(Part of a data file)
***

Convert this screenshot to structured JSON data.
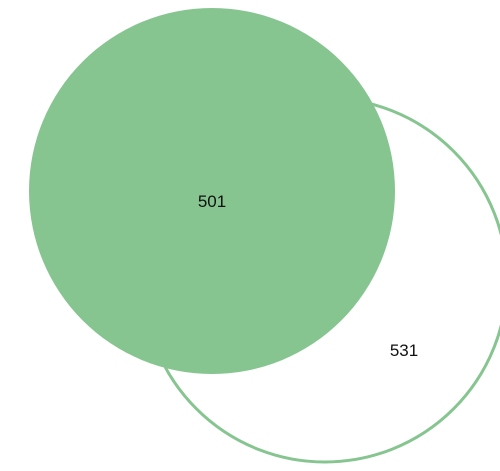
{
  "venn": {
    "sets": [
      {
        "label": "501",
        "style": "filled",
        "color": "#86c590"
      },
      {
        "label": "531",
        "style": "outline",
        "color": "#86c590"
      }
    ]
  }
}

***

Every line of text is to be repeated exactly; pictures are left out.

Convert this screenshot to structured JSON data.
{
  "venn": {
    "sets": [
      {
        "label": "501",
        "style": "filled",
        "color": "#86c590"
      },
      {
        "label": "531",
        "style": "outline",
        "color": "#86c590"
      }
    ]
  }
}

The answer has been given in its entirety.